--- Begin Material for this exercise ---

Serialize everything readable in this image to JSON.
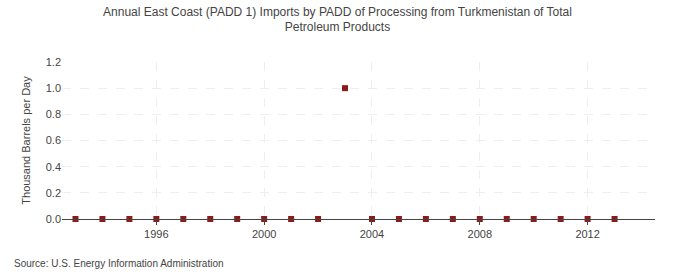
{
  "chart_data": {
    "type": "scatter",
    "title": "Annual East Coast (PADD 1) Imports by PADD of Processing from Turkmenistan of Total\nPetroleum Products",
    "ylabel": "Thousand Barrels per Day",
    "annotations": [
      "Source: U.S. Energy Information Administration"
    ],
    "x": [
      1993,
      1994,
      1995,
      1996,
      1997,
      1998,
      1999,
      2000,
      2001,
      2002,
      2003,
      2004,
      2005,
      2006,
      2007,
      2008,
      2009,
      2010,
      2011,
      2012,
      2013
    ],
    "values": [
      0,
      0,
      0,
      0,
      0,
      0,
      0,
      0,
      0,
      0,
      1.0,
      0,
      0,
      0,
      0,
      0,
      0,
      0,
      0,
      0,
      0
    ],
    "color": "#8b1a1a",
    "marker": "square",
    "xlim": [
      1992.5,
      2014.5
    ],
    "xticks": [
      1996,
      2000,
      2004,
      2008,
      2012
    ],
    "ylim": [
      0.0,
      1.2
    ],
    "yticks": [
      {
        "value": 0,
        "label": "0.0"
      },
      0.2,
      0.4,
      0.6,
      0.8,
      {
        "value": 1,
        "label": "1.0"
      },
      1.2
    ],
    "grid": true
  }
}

--- End Material for this exercise ---
--- Begin Material for this exercise ---

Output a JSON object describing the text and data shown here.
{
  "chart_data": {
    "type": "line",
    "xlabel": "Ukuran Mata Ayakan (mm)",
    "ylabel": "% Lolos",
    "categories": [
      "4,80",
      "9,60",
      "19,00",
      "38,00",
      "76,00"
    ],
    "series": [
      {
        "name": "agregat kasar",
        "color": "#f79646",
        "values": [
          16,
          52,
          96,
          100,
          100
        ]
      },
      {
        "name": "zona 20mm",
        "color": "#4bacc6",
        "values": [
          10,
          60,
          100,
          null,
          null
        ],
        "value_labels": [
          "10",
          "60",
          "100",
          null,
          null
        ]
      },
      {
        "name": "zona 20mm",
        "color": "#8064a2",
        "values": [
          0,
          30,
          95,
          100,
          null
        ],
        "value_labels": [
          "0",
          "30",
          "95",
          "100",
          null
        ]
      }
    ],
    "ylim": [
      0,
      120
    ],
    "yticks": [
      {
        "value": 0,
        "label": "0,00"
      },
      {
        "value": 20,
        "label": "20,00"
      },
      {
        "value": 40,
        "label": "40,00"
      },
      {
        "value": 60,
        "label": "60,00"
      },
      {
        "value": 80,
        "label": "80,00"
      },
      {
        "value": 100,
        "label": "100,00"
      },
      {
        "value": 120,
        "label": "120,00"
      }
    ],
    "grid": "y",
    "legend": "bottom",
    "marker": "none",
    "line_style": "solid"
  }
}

--- End Material for this exercise ---

→ **What is expected**: Provide solely the number of lines in the data that include the word "ylabel".

→ **Solution to this problem**: 2